Tasks for this exercise:
1. In the post on web-scraping and cleaning data with R, which package did the writer turn to for scraping station co-ordinates?
2. Resume the post on web-scraping and cleaning data with R after its last paragraph, and carry it forward in the same voice.

Given passage:
- - - - - - -

Web-scraping and cleaning data with R · leachjim

In my first post I introduced a simple shiny app that I’ve been putting together in my free time over the last few weeks. This is the first of the promised posts about my app - covering how I went about getting and cleaning the data for the app. The full code is on my GitHub page so this post will just be a few highlights.

I’ve broken this down in to two sections. The first is a brief overview of what TfL provide in their weekly csv files and the second is a (more interesting) look at how I solved some problems with web-scraping in R and the fantastic rvest package. Hopefully I can highlight some of the benefits of rvest and this might serve as a simple web-scraping in R example.

Tfl Oyster Card Data Wrangling in R

The data provided by the TfL Oyster system are quite messy:

only the journey start date is given (meaning some simple manipulation is required to get the date for journeys ending after midnight),
both/all stations in a journey are in one text field, and must be parsed out.
dates/times are given as text, not as date/time or datetime fields
bus journeys are simply listed as “bus journey on route [bus route]”.

You can see the full extent of the various manipulations I had to make in the code file on GitHub here. Let’s just say that dplyr, stringr and lubridate were all fantastic tools for getting everything sorted in to a nice, clean and tidy table.

Looking at the data as provided by TfL, I knew that I could do some simple analysis of journeys, times spent on transport etc (more on that in a later post). But I wanted to do something cool with the leaflet package and put my data on a map. So, as the raw data don’t come with geographic locations (beyond station names), I’d have to get that data myself.

Web-scraping with R

Wikipedia already contains a clean table of London railway station co-ordinates so I wrote a quick function to do a look up to grab the table. However it doesn’t have the underground stations - just mainline rail services - so I had to do some more digging.

Station locations

Looking at the page source for a handful of underground stations I spotted that they all contained the co-ordinates as part of the page. A colleague suggested trying some web-scraping to get at them on wikipedia. I hadn’t done this with R before but thought it sounded fun so I turned to the then-newly-released rvest package.

(If I’d done some more googling I would have found the geocode() function from ggplot2 and saved myself the trouble. This was an interesting problem to solve, though, and gave me some good experience with web-scraping in R.)

- - - - - - -

Supplied data:
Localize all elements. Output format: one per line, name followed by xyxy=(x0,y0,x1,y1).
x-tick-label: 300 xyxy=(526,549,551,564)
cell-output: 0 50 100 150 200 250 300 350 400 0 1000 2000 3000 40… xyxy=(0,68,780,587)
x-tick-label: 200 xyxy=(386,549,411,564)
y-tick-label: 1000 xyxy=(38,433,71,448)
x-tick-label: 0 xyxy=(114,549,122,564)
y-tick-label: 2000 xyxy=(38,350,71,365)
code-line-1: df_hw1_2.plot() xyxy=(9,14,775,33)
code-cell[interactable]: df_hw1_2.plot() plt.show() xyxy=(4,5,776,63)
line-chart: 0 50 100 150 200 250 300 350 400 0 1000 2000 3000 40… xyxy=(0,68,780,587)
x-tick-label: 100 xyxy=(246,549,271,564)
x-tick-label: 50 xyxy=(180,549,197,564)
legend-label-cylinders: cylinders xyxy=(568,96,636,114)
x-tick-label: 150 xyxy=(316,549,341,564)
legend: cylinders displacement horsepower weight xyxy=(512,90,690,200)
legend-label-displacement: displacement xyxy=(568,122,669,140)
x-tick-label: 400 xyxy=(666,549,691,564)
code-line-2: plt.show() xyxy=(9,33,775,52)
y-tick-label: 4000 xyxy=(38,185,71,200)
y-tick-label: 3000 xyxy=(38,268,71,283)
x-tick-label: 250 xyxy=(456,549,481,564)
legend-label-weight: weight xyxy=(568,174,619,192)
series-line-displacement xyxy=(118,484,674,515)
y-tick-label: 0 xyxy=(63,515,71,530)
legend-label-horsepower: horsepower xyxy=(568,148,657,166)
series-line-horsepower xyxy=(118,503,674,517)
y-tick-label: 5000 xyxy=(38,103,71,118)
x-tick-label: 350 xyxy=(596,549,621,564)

- - - - - - -

Responses to the exercise:
1. The then-newly-released rvest package.

2.
My first step was to pick a starting station page, and grab all the links from it (I went with Baker Street). The function is very simple. Given an input url it:

scans the web page,
finds all the links,
grabs the link url (held in the html ‘href’ attribute), and
returns a character vector of all the links.

As I was only looking for links to wikipedia pages that were for London underground stations I used a couple of simple ‘grep’ steps to narrow down my search a bit.

Extracting page links from Wikipedia

ExtractLinks <-
function(url = "http://en.wikipedia.org/wiki/Baker_Street_tube_station") {
  # takes a URL and extracts all links from it
  url %>%
    html() %>%
    html_nodes("a") %>%
    html_attr("href") %>%
    grep("wiki", ., value = T) %>%
    grep("station", ., value = T) %>%
    paste0("http://en.wikipedia.org",.)
}

After that I needed a way to get at the coordinates data I’d seen on each page. Some playing with the selectorgadget tool gave me the html node on each page that contained the coordinates data. A quick rvest function got me a messy set of coordinates data.

Scraping data from wikipedia pages

ExtractGeo <- function(url) {
  # takes a URL and uses the CSS selector provided by SelectorGadget widget to
  # extract the dirty coordinates data from it
  url %>%
    html() %>%
    html_nodes("span span span span span span.geo") %>%
    html_text()
}

However I also needed the station name to link back to my TfL data, so I put together another function to get that from the wiki page, too:

ExtractTitle <- function(url) {
  # takes a URL and uses the CSS selector provided by SelectorGadget widget to
  # extract the first header, which in this case is the wikipedia page title
  url %>%
    html() %>%
    html_nodes("div h1") %>%
    html_text()
}

Once I’d created these functions I proceeded to:

Run the function to get all the links from a station page - this gave me all the TfL underground station pages on wikipedia.
Loop over all of these links to get the station coordinates and name using the second two functions.

So far, so-straight-forwards. However the data-scrape was still very messy and not fit for my purposes. The full code is here but to put it simply I had to:

use a lot of sapply() and functions from the stringr package (mainly str_extract()),
clean up some guff I’d scraped as part of my wide-shot approach (mainly page errors and elements I didn’t need),
clean up some individual station names that I knew wouldn’t match to the data from TfL, and
run my scraping functions one-by-one for a few stations that I’d missed initially.

Wrapping up and thoughts

By the end of all this I had my hands on a clean and tidy data set containing station name, longitude and lattitude - perfect for plotting my data on to a map. A quick use of dplyr’s left_join() and I had everything I needed to get going.

rvest was incredibly easy to use once I’d figured out the various functions and gave me exactly what I was looking for. I can definitely see myself turning to it again in future when I’m dealing with web-based data. Definitely easier to navigate html/XML with it than the (older but still useful) XML package. dplyr, lubridate and stringr (yet) again proved their fantastic-ness. Hadley Wickham (and anyone else who contributes but gets less recognition) deserve a medal.

In my next post I’ll talk about how I got on with ggplot2 and putting my data on the map before I pen a third on the app itself.